▸ PROMPT A
Answer these questions using the fsync reliability post. Put each answer on its own line, marked (i), (ii), (iii).
(i) Which mount option is described as a fix that doesn't work as advertised?
(ii) Which other filesystem is said to do the same thing?
(iii) In the worst case, by what factor can the slow path slow things down?
▸ PROMPT B
From the fsync reliability post, repeat word for word the passage starting at "I agree with" and ending at "necessary fsync happens.".

▸ SOURCE EXTRACT
========
Re: fsync reliability

From: Greg Smith <greg(at)2ndQuadrant(dot)com>
To: pgsql-hackers(at)postgresql(dot)org
Subject: Re: fsync reliability
Date: 2011-04-25 16:00:13
Message-ID: 4DB59A8D.9060004@2ndQuadrant.com
Views: Raw Message | Whole Thread | Download mbox | Resend email
Thread:
Lists: pgsql-hackers

On 04/23/2011 09:58 AM, Matthew Woodcraft wrote:
> As far as I can make out, the current situation is that this fix (the
> auto_da_alloc mount option) doesn't work as advertised, and the ext4
> maintainers are not treating this as a bug.
>
> See https://bugzilla.kernel.org/show_bug.cgi?id=15910
>

I agree with the resolution that this isn't a bug. As pointed out
there, XFS does the same thing, and this behavior isn't going away any
time soon. Leaving behind zero-length files in situations where
developers tried to optimize away a necessary fsync happens.

Here's the part where the submitter goes wrong:

"We first added a fsync() call for each extracted file. But scattered
fsyncs resulted in a massive performance degradation during package
installation (factor 10 or more, some reported that it took over an hour
to unpack a linux-headers-* package!) In order to reduce the I/O
performance degradation, fsync calls were deferred..."

Stop right there; the slow path was the only one that had any hope of
being correct. It can actually slow things by a factor of 100X or more,
worst-case. "So, we currently have the choice between filesystem
corruption or major performance loss": yes, you do. Writing files is
tricky and it can either be slow or safe. If you're going to avoid even
trying to enforce the right thing here, you're really going to get
really burned.
========
▸ RECORDS
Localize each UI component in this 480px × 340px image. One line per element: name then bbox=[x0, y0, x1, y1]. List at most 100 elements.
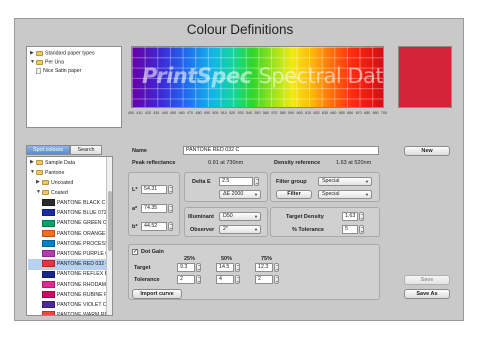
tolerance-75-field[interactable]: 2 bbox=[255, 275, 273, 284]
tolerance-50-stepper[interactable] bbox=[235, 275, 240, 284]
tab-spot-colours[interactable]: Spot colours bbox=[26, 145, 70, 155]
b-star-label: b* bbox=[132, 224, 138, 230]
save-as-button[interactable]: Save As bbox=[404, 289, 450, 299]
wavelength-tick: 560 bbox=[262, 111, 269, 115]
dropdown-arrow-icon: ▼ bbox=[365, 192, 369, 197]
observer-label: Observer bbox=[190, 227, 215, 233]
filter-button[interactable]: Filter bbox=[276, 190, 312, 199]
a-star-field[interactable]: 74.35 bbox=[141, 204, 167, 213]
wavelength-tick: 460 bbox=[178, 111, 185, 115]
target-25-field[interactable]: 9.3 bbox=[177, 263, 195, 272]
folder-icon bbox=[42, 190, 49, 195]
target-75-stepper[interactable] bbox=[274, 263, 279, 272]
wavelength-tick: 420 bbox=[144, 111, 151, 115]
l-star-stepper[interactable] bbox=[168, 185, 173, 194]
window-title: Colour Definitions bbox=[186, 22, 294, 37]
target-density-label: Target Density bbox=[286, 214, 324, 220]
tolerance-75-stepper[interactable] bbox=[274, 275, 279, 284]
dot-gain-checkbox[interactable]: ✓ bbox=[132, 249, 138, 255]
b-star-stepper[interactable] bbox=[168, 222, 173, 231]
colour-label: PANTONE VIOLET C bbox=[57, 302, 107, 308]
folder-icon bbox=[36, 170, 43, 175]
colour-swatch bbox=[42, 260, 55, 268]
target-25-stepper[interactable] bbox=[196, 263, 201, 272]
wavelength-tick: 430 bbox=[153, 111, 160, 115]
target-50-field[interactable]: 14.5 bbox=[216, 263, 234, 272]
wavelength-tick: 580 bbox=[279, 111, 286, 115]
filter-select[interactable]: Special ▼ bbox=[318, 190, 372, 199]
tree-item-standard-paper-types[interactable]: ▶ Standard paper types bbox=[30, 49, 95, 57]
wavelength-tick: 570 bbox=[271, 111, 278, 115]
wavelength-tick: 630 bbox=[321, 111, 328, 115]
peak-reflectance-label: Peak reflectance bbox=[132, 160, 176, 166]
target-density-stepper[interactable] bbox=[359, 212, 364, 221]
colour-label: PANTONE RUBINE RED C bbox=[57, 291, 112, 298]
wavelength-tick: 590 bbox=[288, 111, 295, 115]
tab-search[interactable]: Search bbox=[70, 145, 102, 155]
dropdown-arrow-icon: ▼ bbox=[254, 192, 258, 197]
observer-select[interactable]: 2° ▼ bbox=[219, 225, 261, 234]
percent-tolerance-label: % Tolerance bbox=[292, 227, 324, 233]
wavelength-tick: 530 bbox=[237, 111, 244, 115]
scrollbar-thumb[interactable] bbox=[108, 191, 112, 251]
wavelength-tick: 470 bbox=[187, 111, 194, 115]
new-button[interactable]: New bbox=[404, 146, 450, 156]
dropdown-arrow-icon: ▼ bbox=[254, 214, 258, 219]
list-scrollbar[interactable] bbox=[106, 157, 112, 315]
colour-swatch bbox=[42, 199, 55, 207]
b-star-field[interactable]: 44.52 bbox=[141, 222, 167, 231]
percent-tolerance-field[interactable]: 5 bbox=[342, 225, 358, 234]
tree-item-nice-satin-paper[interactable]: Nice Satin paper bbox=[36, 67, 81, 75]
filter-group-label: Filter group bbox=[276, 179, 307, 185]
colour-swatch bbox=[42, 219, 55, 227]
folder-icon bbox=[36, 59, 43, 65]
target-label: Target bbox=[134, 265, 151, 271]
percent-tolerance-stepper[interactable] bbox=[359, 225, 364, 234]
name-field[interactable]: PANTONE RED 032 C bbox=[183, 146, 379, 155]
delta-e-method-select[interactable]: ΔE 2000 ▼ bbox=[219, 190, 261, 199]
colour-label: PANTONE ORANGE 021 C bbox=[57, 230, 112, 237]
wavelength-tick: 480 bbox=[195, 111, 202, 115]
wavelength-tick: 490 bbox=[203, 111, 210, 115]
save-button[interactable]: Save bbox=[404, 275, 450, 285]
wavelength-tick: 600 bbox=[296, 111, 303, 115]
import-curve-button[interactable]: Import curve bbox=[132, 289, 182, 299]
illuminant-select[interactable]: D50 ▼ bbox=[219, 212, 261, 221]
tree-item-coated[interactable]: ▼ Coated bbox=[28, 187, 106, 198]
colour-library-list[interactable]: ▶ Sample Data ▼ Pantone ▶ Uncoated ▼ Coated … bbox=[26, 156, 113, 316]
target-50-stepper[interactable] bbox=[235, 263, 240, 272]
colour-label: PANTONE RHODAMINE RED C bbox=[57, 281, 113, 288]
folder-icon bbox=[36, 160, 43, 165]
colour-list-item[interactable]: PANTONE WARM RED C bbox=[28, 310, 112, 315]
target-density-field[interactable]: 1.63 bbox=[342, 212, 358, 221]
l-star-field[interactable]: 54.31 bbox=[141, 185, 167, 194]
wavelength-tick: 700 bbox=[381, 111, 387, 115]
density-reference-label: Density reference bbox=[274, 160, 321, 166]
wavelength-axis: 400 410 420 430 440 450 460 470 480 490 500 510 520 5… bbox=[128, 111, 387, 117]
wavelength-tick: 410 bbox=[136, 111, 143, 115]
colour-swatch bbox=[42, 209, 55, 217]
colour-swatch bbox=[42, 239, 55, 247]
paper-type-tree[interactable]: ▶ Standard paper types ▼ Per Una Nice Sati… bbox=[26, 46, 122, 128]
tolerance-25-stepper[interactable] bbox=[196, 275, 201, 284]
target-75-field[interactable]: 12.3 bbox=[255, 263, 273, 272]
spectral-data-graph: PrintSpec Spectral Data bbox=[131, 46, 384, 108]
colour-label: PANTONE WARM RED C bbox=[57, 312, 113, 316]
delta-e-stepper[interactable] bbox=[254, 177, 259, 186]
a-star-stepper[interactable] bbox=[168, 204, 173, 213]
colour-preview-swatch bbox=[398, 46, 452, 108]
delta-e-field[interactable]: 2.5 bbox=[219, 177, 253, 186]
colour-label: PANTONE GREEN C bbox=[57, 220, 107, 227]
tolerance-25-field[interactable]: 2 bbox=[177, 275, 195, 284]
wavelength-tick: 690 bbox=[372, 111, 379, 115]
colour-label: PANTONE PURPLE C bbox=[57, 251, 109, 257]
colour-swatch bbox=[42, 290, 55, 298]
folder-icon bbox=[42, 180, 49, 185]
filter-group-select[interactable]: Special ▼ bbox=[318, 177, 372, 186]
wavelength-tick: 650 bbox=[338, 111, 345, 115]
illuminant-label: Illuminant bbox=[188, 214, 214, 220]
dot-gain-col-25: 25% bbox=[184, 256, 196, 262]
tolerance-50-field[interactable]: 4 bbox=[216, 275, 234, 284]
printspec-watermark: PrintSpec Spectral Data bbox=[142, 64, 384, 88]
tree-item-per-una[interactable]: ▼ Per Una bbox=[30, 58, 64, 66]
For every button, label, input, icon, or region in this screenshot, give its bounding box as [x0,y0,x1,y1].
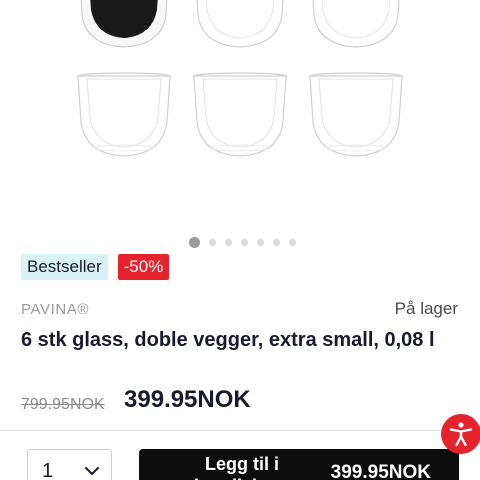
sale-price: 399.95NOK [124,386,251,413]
========
▸ TASK RESPONSE A
(i) The auto_da_alloc mount option.
(ii) XFS.
(iii) By a factor of 100X or more.

▸ TASK RESPONSE B
I agree with the resolution that this isn't a bug. As pointed out
there, XFS does the same thing, and this behavior isn't going away any
time soon. Leaving behind zero-length files in situations where
developers tried to optimize away a necessary fsync happens.